[Excerpt from a dataset]
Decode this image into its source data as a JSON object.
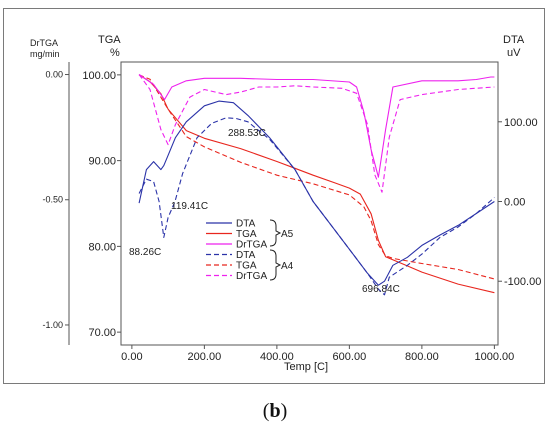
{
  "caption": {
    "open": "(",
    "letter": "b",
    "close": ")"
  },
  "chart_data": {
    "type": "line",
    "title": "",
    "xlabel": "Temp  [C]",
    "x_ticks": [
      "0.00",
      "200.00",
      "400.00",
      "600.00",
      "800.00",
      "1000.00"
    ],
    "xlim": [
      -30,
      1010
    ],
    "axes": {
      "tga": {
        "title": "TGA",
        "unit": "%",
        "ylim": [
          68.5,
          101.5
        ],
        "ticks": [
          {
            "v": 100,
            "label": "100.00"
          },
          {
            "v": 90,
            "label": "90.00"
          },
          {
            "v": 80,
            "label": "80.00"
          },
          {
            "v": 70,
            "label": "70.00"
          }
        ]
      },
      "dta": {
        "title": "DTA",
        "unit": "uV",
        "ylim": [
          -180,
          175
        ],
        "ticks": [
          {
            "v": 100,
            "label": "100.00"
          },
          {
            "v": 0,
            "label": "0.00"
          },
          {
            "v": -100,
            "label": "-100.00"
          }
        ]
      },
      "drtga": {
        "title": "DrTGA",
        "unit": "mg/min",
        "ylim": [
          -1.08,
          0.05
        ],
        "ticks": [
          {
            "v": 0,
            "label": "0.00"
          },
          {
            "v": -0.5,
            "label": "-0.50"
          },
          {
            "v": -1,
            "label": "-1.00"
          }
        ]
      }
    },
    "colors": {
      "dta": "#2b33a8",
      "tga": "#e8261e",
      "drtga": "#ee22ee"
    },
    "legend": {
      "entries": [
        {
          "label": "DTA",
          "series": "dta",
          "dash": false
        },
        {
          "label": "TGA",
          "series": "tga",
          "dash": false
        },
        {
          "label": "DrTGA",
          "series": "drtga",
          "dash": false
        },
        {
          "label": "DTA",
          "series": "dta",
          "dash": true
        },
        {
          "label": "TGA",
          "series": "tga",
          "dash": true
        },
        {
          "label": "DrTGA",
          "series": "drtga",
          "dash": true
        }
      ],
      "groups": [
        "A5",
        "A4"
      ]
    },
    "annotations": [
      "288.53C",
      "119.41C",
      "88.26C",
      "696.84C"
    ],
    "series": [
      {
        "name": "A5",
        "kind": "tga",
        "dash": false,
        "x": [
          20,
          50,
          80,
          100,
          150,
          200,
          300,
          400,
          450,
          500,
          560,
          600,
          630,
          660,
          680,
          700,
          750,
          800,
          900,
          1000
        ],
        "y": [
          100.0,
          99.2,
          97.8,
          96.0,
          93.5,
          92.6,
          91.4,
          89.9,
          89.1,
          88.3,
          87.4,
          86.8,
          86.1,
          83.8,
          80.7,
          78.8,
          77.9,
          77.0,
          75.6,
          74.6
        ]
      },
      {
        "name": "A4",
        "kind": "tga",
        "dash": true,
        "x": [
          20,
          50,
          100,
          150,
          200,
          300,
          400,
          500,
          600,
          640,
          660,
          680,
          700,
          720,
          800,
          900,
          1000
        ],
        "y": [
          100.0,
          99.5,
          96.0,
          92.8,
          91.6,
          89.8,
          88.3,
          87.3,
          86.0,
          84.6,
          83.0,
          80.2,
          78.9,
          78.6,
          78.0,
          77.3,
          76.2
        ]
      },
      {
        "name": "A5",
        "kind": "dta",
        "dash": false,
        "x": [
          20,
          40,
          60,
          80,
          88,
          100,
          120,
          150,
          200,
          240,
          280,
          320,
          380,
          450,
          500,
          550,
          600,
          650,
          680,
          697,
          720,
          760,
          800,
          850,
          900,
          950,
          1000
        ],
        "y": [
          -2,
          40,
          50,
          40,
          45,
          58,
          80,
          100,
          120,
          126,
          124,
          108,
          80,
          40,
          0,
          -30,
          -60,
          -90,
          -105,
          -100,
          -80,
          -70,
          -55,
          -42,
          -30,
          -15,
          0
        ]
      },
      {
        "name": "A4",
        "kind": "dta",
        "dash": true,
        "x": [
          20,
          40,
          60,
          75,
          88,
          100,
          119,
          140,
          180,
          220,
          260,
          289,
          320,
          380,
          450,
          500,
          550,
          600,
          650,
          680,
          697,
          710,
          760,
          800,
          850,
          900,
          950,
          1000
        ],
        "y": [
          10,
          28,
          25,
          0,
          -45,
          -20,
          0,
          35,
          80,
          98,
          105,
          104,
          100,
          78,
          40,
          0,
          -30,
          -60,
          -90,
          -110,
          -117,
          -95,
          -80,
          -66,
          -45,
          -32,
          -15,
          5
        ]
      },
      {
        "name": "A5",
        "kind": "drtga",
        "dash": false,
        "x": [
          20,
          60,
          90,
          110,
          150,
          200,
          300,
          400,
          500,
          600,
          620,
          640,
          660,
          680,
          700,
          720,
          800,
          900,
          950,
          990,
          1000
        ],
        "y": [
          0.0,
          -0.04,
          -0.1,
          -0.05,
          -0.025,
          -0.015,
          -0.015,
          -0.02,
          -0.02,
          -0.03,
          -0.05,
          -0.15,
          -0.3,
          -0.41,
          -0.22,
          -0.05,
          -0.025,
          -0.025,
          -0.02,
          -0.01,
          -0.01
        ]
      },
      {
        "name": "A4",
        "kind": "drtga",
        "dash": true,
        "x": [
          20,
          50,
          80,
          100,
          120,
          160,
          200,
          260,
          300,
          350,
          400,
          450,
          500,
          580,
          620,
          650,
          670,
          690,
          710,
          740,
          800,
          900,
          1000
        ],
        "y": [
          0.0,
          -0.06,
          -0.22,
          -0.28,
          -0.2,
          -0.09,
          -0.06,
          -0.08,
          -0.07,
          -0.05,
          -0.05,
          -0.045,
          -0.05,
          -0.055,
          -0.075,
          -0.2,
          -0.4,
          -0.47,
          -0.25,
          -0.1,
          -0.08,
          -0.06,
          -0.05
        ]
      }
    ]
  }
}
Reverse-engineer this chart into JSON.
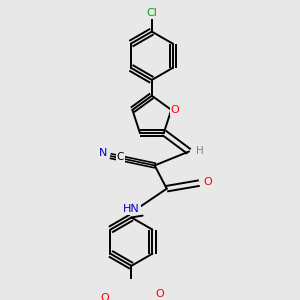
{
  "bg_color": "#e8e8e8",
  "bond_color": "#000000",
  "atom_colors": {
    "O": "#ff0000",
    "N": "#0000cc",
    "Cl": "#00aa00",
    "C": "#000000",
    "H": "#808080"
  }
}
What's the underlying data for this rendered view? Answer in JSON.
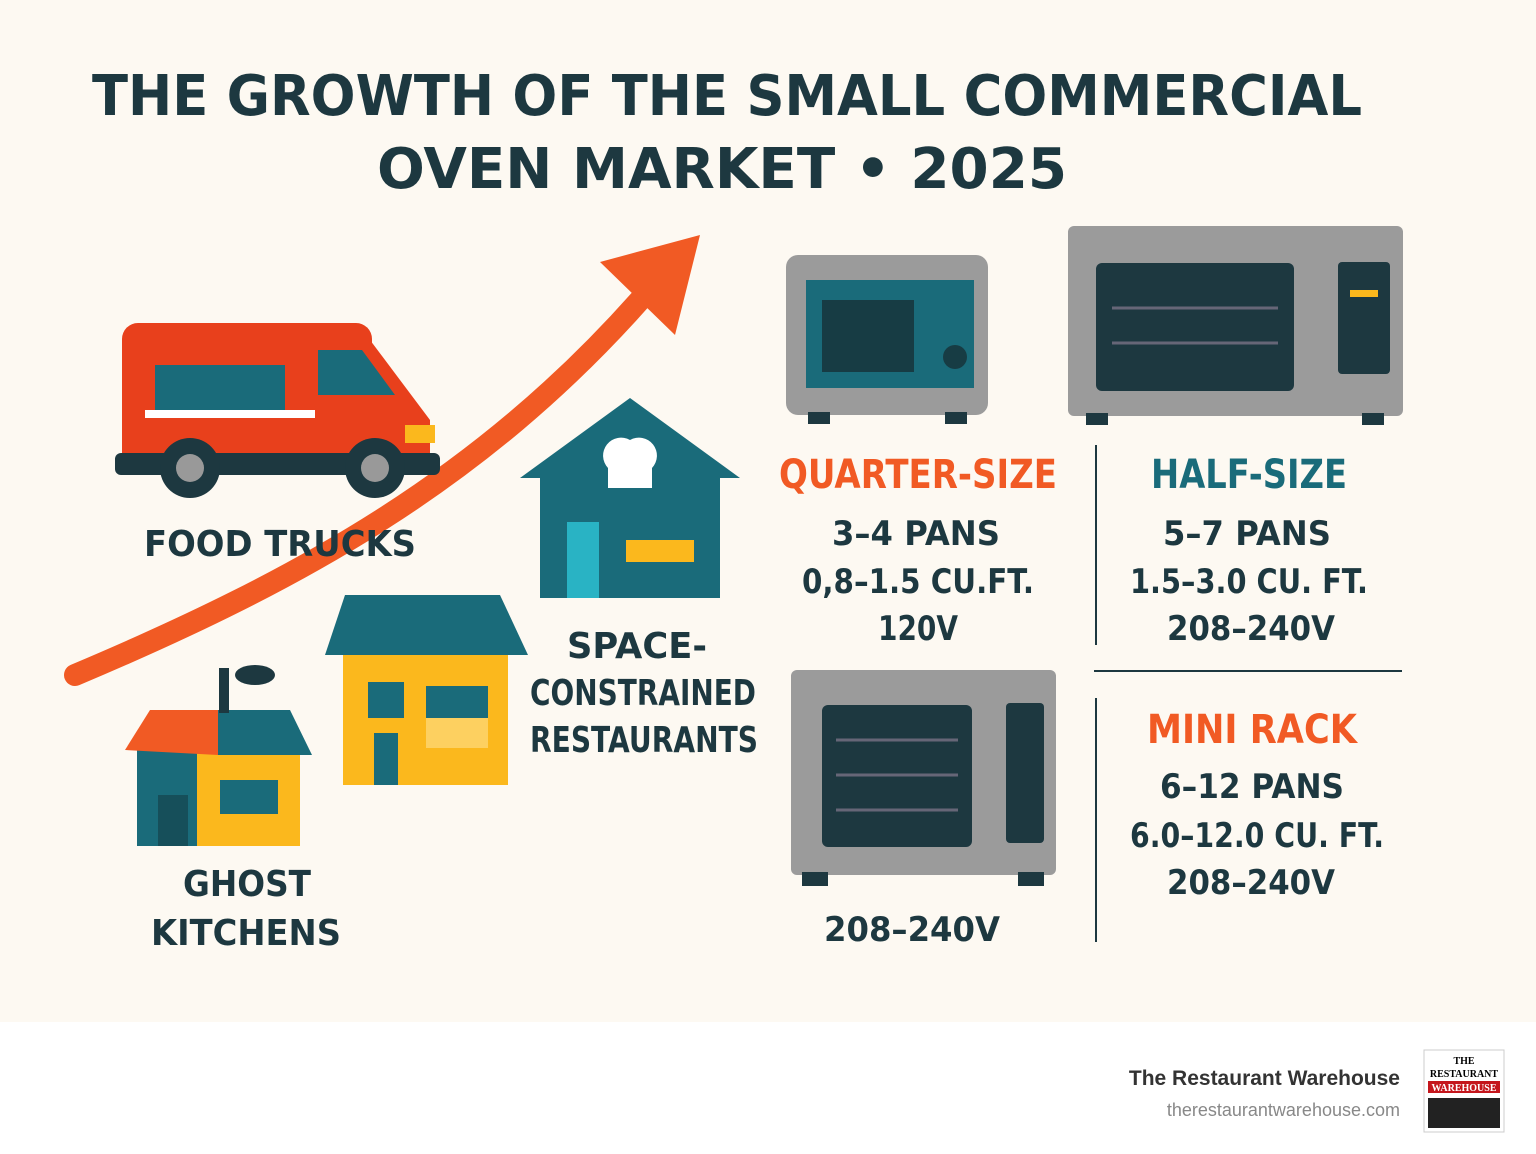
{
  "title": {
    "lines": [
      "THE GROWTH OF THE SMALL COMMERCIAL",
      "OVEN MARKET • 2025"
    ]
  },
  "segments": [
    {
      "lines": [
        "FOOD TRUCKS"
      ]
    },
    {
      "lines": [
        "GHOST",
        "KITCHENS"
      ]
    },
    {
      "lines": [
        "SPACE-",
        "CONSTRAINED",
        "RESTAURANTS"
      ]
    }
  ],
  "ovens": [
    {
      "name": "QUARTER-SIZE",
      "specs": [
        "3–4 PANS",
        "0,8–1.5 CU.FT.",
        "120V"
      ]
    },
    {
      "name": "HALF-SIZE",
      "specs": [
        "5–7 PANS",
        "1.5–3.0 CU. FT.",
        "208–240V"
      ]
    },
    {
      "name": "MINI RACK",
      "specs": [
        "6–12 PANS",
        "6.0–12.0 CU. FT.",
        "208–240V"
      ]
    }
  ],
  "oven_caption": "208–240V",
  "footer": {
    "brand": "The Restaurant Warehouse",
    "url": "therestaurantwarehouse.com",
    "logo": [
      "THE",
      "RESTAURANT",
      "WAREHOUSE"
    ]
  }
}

_The request:_ Transcribe all the data word for word; the images stay out.

_Answer for the task:_
Decode this image into its source data as a JSON object.
{
  "caption": {
    "open": "(",
    "letter": "b",
    "close": ")"
  },
  "chart_data": {
    "type": "line",
    "title": "",
    "xlabel": "Temp  [C]",
    "x_ticks": [
      "0.00",
      "200.00",
      "400.00",
      "600.00",
      "800.00",
      "1000.00"
    ],
    "xlim": [
      -30,
      1010
    ],
    "axes": {
      "tga": {
        "title": "TGA",
        "unit": "%",
        "ylim": [
          68.5,
          101.5
        ],
        "ticks": [
          {
            "v": 100,
            "label": "100.00"
          },
          {
            "v": 90,
            "label": "90.00"
          },
          {
            "v": 80,
            "label": "80.00"
          },
          {
            "v": 70,
            "label": "70.00"
          }
        ]
      },
      "dta": {
        "title": "DTA",
        "unit": "uV",
        "ylim": [
          -180,
          175
        ],
        "ticks": [
          {
            "v": 100,
            "label": "100.00"
          },
          {
            "v": 0,
            "label": "0.00"
          },
          {
            "v": -100,
            "label": "-100.00"
          }
        ]
      },
      "drtga": {
        "title": "DrTGA",
        "unit": "mg/min",
        "ylim": [
          -1.08,
          0.05
        ],
        "ticks": [
          {
            "v": 0,
            "label": "0.00"
          },
          {
            "v": -0.5,
            "label": "-0.50"
          },
          {
            "v": -1,
            "label": "-1.00"
          }
        ]
      }
    },
    "colors": {
      "dta": "#2b33a8",
      "tga": "#e8261e",
      "drtga": "#ee22ee"
    },
    "legend": {
      "entries": [
        {
          "label": "DTA",
          "series": "dta",
          "dash": false
        },
        {
          "label": "TGA",
          "series": "tga",
          "dash": false
        },
        {
          "label": "DrTGA",
          "series": "drtga",
          "dash": false
        },
        {
          "label": "DTA",
          "series": "dta",
          "dash": true
        },
        {
          "label": "TGA",
          "series": "tga",
          "dash": true
        },
        {
          "label": "DrTGA",
          "series": "drtga",
          "dash": true
        }
      ],
      "groups": [
        "A5",
        "A4"
      ]
    },
    "annotations": [
      "288.53C",
      "119.41C",
      "88.26C",
      "696.84C"
    ],
    "series": [
      {
        "name": "A5",
        "kind": "tga",
        "dash": false,
        "x": [
          20,
          50,
          80,
          100,
          150,
          200,
          300,
          400,
          450,
          500,
          560,
          600,
          630,
          660,
          680,
          700,
          750,
          800,
          900,
          1000
        ],
        "y": [
          100.0,
          99.2,
          97.8,
          96.0,
          93.5,
          92.6,
          91.4,
          89.9,
          89.1,
          88.3,
          87.4,
          86.8,
          86.1,
          83.8,
          80.7,
          78.8,
          77.9,
          77.0,
          75.6,
          74.6
        ]
      },
      {
        "name": "A4",
        "kind": "tga",
        "dash": true,
        "x": [
          20,
          50,
          100,
          150,
          200,
          300,
          400,
          500,
          600,
          640,
          660,
          680,
          700,
          720,
          800,
          900,
          1000
        ],
        "y": [
          100.0,
          99.5,
          96.0,
          92.8,
          91.6,
          89.8,
          88.3,
          87.3,
          86.0,
          84.6,
          83.0,
          80.2,
          78.9,
          78.6,
          78.0,
          77.3,
          76.2
        ]
      },
      {
        "name": "A5",
        "kind": "dta",
        "dash": false,
        "x": [
          20,
          40,
          60,
          80,
          88,
          100,
          120,
          150,
          200,
          240,
          280,
          320,
          380,
          450,
          500,
          550,
          600,
          650,
          680,
          697,
          720,
          760,
          800,
          850,
          900,
          950,
          1000
        ],
        "y": [
          -2,
          40,
          50,
          40,
          45,
          58,
          80,
          100,
          120,
          126,
          124,
          108,
          80,
          40,
          0,
          -30,
          -60,
          -90,
          -105,
          -100,
          -80,
          -70,
          -55,
          -42,
          -30,
          -15,
          0
        ]
      },
      {
        "name": "A4",
        "kind": "dta",
        "dash": true,
        "x": [
          20,
          40,
          60,
          75,
          88,
          100,
          119,
          140,
          180,
          220,
          260,
          289,
          320,
          380,
          450,
          500,
          550,
          600,
          650,
          680,
          697,
          710,
          760,
          800,
          850,
          900,
          950,
          1000
        ],
        "y": [
          10,
          28,
          25,
          0,
          -45,
          -20,
          0,
          35,
          80,
          98,
          105,
          104,
          100,
          78,
          40,
          0,
          -30,
          -60,
          -90,
          -110,
          -117,
          -95,
          -80,
          -66,
          -45,
          -32,
          -15,
          5
        ]
      },
      {
        "name": "A5",
        "kind": "drtga",
        "dash": false,
        "x": [
          20,
          60,
          90,
          110,
          150,
          200,
          300,
          400,
          500,
          600,
          620,
          640,
          660,
          680,
          700,
          720,
          800,
          900,
          950,
          990,
          1000
        ],
        "y": [
          0.0,
          -0.04,
          -0.1,
          -0.05,
          -0.025,
          -0.015,
          -0.015,
          -0.02,
          -0.02,
          -0.03,
          -0.05,
          -0.15,
          -0.3,
          -0.41,
          -0.22,
          -0.05,
          -0.025,
          -0.025,
          -0.02,
          -0.01,
          -0.01
        ]
      },
      {
        "name": "A4",
        "kind": "drtga",
        "dash": true,
        "x": [
          20,
          50,
          80,
          100,
          120,
          160,
          200,
          260,
          300,
          350,
          400,
          450,
          500,
          580,
          620,
          650,
          670,
          690,
          710,
          740,
          800,
          900,
          1000
        ],
        "y": [
          0.0,
          -0.06,
          -0.22,
          -0.28,
          -0.2,
          -0.09,
          -0.06,
          -0.08,
          -0.07,
          -0.05,
          -0.05,
          -0.045,
          -0.05,
          -0.055,
          -0.075,
          -0.2,
          -0.4,
          -0.47,
          -0.25,
          -0.1,
          -0.08,
          -0.06,
          -0.05
        ]
      }
    ]
  }
}
Reverse-engineer this chart into JSON.
{
  "bg_color": "#e8e8e8",
  "bond_color": "#000000",
  "atom_colors": {
    "O": "#ff0000",
    "N": "#0000cc",
    "Cl": "#00aa00",
    "C": "#000000",
    "H": "#808080"
  }
}
What's the underlying data for this rendered view? Answer in JSON.
{
  "title": {
    "lines": [
      "THE GROWTH OF THE SMALL COMMERCIAL",
      "OVEN MARKET • 2025"
    ]
  },
  "segments": [
    {
      "lines": [
        "FOOD TRUCKS"
      ]
    },
    {
      "lines": [
        "GHOST",
        "KITCHENS"
      ]
    },
    {
      "lines": [
        "SPACE-",
        "CONSTRAINED",
        "RESTAURANTS"
      ]
    }
  ],
  "ovens": [
    {
      "name": "QUARTER-SIZE",
      "specs": [
        "3–4 PANS",
        "0,8–1.5 CU.FT.",
        "120V"
      ]
    },
    {
      "name": "HALF-SIZE",
      "specs": [
        "5–7 PANS",
        "1.5–3.0 CU. FT.",
        "208–240V"
      ]
    },
    {
      "name": "MINI RACK",
      "specs": [
        "6–12 PANS",
        "6.0–12.0 CU. FT.",
        "208–240V"
      ]
    }
  ],
  "oven_caption": "208–240V",
  "footer": {
    "brand": "The Restaurant Warehouse",
    "url": "therestaurantwarehouse.com",
    "logo": [
      "THE",
      "RESTAURANT",
      "WAREHOUSE"
    ]
  }
}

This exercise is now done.